This exercise asks for every line of the material that includes the word "können".

[DATA PROVIDED Boundary: Start]

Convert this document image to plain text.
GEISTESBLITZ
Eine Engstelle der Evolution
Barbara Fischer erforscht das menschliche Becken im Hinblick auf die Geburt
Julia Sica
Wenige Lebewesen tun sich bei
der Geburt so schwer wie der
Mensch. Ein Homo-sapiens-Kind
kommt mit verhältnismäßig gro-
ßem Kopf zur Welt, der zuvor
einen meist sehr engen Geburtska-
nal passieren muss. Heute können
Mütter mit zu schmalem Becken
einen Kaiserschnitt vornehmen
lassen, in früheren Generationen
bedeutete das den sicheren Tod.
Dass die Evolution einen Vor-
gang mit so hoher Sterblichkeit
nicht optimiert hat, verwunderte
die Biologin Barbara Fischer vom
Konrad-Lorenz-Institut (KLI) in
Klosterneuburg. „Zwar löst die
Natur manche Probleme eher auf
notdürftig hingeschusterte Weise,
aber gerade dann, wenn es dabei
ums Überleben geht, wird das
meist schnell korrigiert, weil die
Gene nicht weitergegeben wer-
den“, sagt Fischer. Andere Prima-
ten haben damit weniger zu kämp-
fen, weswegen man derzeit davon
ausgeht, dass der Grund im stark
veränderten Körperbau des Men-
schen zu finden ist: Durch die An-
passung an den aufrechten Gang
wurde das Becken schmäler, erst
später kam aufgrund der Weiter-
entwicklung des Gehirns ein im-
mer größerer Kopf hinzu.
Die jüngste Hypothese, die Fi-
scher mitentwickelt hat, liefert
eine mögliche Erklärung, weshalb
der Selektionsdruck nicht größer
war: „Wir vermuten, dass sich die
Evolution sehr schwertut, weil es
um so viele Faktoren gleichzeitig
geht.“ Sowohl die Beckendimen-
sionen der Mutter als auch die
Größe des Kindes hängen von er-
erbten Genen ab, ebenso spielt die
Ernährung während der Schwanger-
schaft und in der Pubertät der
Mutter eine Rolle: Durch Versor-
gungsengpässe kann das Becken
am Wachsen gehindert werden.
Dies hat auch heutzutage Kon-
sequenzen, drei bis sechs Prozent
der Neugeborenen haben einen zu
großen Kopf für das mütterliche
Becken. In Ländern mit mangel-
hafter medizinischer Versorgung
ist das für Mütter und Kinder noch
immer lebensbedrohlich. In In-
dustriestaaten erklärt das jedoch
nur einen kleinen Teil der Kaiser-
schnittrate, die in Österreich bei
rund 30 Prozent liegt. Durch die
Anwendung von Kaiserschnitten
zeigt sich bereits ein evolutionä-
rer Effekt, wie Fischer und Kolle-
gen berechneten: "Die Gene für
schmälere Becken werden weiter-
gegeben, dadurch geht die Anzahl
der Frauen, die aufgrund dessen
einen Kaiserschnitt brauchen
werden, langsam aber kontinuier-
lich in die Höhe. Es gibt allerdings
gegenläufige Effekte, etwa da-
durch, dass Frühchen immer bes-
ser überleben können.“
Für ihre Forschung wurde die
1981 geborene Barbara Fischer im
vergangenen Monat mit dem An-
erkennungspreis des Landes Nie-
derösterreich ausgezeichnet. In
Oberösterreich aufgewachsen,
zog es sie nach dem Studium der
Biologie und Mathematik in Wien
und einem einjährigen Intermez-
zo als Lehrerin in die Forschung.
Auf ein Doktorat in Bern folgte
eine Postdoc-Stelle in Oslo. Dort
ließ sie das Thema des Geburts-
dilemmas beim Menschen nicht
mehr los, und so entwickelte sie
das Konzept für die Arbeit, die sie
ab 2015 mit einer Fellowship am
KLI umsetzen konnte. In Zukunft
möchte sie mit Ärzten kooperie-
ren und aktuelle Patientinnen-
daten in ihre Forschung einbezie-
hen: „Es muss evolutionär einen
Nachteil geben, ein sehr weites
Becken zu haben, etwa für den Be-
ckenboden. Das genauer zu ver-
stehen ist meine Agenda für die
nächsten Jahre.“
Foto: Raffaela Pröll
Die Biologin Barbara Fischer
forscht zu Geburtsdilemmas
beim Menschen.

[DATA PROVIDED Boundary: End]

§ **TASK OUTPUT**:
nal passieren muss. Heute können
ser überleben können.“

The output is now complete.